> EXERCISE DIRECTIONS
Check every line of the material below for the string "asylum", and return the ones that have it.

> PROVIDED ENTRIES
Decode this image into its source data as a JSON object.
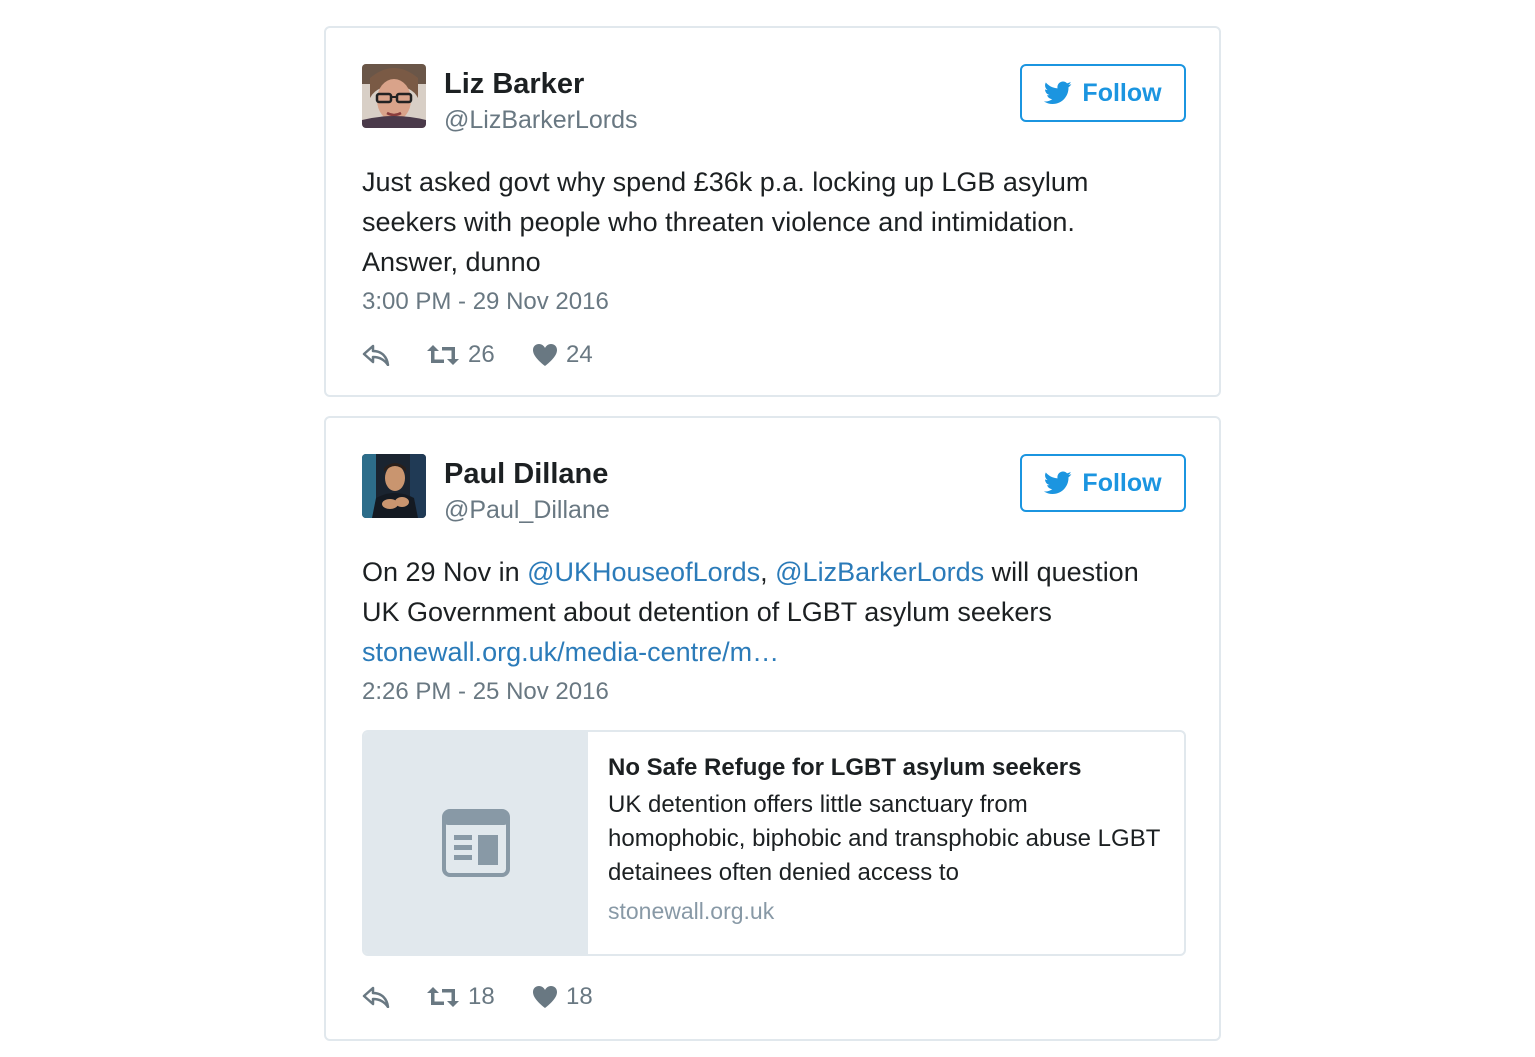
{
  "tweets": [
    {
      "author": {
        "name": "Liz Barker",
        "handle": "@LizBarkerLords"
      },
      "follow_label": "Follow",
      "text": "Just asked govt why spend £36k p.a. locking up LGB asylum seekers with people who threaten violence and intimidation. Answer, dunno",
      "timestamp": "3:00 PM - 29 Nov 2016",
      "retweets": "26",
      "likes": "24"
    },
    {
      "author": {
        "name": "Paul Dillane",
        "handle": "@Paul_Dillane"
      },
      "follow_label": "Follow",
      "text_parts": {
        "t1": "On 29 Nov in ",
        "mention1": "@UKHouseofLords",
        "t2": ", ",
        "mention2": "@LizBarkerLords",
        "t3": " will question UK Government about detention of LGBT asylum seekers ",
        "link": "stonewall.org.uk/media-centre/m…"
      },
      "timestamp": "2:26 PM - 25 Nov 2016",
      "card": {
        "title": "No Safe Refuge for LGBT asylum seekers",
        "description": "UK detention offers little sanctuary from homophobic, biphobic and transphobic abuse LGBT detainees often denied access to",
        "domain": "stonewall.org.uk"
      },
      "retweets": "18",
      "likes": "18"
    }
  ],
  "colors": {
    "twitter_blue": "#1b95e0",
    "link_blue": "#2b7bb9",
    "muted_gray": "#697882",
    "border_gray": "#e1e8ed"
  },
  "icons": {
    "follow": "twitter-bird-icon",
    "reply": "reply-icon",
    "retweet": "retweet-icon",
    "like": "heart-icon",
    "card_placeholder": "article-icon"
  }
}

> EXERCISE ANSWER
      "text": "Just asked govt why spend £36k p.a. locking up LGB asylum seekers with people who threaten violence and intimidation. Answer, dunno",
        "t3": " will question UK Government about detention of LGBT asylum seekers ",
        "title": "No Safe Refuge for LGBT asylum seekers",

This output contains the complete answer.